出典本文:
——
雑誌の散歩道:「クロワッサン」第6話

 雑誌をめくる時間が、いつしか私にとって小さな旅になっていました。ページの向こうに広がるのは、暮らしの知恵や、誰かの台所の風景。とりわけ料理のレシピに惹かれるのは、私自身が日々台所に立つからかもしれません。

 ある日、ふと手に取った『クロワッサン』の特別編集号。誌面には、4人の料理家による家庭料理のレシピが並んでいました。川津幸子さんの簡潔なコツ、重信初江さんの国際的な味覚、牛尾理恵さんの栄養バランス、吉田愛さんの和食への情熱。それぞれのレシピに、作る人への思いやりが込められていて、読んでいるだけで心が温かくなります。

 読者の声も印象的でした。「料理が苦手だったけれど、好きになった」「家族の定番になった」——そんな言葉のひとつひとつに、雑誌が暮らしに寄り添っていることがにじみ出ています。
——
提供資料:

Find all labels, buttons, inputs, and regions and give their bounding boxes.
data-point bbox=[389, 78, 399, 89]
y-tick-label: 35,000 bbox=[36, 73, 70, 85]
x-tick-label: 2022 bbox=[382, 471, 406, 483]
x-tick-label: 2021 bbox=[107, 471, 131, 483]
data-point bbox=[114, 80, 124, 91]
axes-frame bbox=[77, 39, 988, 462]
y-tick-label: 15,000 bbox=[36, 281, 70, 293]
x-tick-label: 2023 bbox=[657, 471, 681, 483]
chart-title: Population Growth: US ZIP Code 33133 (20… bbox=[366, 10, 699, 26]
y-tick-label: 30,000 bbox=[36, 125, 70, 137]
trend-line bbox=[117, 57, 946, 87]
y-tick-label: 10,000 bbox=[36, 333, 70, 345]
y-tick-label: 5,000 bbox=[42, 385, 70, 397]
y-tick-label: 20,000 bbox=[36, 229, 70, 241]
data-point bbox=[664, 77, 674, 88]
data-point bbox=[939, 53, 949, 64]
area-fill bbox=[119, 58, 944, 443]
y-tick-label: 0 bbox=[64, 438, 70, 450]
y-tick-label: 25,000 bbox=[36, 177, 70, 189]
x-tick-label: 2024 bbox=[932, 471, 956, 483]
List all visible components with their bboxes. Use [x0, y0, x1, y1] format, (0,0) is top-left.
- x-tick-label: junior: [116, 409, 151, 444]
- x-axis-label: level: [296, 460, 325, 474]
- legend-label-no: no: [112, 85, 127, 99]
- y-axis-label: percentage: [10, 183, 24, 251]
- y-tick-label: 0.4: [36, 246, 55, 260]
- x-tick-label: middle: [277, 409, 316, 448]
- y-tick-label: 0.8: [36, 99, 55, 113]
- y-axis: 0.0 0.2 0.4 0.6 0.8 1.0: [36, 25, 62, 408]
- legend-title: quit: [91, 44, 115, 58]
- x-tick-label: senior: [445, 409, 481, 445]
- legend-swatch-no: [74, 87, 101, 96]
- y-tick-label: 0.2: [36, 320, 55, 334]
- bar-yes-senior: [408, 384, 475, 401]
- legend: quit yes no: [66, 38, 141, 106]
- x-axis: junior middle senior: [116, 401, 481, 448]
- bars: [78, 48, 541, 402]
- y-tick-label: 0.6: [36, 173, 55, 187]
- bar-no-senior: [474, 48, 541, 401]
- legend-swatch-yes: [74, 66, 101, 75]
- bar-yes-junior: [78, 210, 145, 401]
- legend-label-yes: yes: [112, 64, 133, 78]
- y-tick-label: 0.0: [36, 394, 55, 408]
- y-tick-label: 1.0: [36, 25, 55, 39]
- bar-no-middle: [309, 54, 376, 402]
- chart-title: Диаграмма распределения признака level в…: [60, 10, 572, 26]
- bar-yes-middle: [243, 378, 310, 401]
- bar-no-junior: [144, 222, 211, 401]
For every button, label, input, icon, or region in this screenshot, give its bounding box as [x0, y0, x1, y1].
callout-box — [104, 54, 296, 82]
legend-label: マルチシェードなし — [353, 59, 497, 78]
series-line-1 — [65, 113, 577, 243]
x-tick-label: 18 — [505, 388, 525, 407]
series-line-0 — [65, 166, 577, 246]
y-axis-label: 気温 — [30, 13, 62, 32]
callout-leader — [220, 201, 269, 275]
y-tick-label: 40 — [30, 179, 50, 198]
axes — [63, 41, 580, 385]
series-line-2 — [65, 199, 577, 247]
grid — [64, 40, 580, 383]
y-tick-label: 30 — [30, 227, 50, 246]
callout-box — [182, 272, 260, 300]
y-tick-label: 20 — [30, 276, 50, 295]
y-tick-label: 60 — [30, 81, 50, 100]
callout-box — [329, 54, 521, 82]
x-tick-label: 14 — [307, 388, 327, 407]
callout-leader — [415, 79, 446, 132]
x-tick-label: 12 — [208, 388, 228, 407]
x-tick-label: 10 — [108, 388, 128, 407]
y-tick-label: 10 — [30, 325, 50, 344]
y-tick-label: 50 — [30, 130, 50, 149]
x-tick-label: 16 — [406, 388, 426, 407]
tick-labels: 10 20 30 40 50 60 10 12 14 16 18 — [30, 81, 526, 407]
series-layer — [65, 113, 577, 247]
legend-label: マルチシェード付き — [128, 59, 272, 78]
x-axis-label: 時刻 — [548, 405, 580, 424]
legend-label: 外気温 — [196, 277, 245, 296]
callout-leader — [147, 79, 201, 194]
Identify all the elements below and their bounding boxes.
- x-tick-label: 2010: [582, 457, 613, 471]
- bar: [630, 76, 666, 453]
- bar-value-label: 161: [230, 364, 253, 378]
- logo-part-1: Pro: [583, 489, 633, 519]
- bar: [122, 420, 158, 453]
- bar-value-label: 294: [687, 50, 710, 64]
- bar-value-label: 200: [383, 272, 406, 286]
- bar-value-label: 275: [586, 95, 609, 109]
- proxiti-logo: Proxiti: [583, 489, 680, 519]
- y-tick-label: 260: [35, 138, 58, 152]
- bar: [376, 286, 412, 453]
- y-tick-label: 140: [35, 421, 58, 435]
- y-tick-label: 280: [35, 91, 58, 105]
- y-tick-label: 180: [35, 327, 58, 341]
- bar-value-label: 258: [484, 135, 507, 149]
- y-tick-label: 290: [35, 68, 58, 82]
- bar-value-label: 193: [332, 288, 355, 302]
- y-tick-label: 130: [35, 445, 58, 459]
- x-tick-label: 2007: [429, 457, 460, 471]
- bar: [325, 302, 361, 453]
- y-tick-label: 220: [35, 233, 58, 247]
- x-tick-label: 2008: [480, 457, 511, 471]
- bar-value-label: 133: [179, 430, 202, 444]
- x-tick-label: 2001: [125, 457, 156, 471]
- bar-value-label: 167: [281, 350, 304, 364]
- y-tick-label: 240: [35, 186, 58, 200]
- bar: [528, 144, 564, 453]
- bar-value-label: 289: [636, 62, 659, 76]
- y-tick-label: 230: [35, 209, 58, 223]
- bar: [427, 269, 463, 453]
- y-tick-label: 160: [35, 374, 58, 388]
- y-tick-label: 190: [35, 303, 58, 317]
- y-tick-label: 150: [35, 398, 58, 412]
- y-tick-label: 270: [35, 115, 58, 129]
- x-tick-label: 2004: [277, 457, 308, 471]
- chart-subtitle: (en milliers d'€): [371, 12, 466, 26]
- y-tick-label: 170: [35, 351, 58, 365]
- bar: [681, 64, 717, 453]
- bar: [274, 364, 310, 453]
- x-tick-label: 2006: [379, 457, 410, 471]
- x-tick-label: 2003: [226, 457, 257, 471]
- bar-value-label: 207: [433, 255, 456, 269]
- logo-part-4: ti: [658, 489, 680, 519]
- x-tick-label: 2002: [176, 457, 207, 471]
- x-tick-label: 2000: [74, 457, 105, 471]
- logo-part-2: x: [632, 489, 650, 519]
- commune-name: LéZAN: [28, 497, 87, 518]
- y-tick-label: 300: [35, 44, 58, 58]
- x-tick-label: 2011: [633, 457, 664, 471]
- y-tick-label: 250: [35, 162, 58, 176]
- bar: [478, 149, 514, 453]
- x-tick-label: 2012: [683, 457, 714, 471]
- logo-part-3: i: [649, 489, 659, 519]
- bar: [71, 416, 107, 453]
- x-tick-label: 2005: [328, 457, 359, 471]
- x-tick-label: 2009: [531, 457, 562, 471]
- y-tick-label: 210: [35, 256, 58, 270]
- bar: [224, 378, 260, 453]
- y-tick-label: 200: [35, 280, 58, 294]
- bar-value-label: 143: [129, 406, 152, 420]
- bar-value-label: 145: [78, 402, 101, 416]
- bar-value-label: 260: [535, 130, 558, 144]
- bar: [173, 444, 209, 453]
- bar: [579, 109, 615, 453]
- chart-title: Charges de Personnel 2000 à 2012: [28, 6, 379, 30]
——
課題の指示: 雑誌『クロワッサン』のレシピを取り上げた随筆を、最後の一文の後から書き進めてもらえますか。

記述回答:
 『クロワッサン』は1977年の創刊以来、料理、健康、美容、カルチャーまで、生活にまつわるあらゆるテーマを扱ってきました。「女の新聞」として始まり、今では性別や年齢を問わず、誰にとっても役立つ“暮らしのバイブル”のような存在です。

 編集長の言葉が心に残ります。「まず自分の暮らしを大事にすること」。その姿勢が誌面づくりに活きているからこそ、読者の生活にも自然と寄り添えるのだと思います。

 次号(25日発売)の特集は「老舗のいいもの」。変わらないものの美しさ、職人の誠実さに光を当てる企画だそうです。時代を超えて愛される理由を探る旅も、また楽しみです。

 雑誌を読むという行為は、情報を得るだけではなく、誰かの暮らしに触れることでもあるのかもしれません。『クロワッサン』を通じて、そんな静かな感動に出会えた気がしました。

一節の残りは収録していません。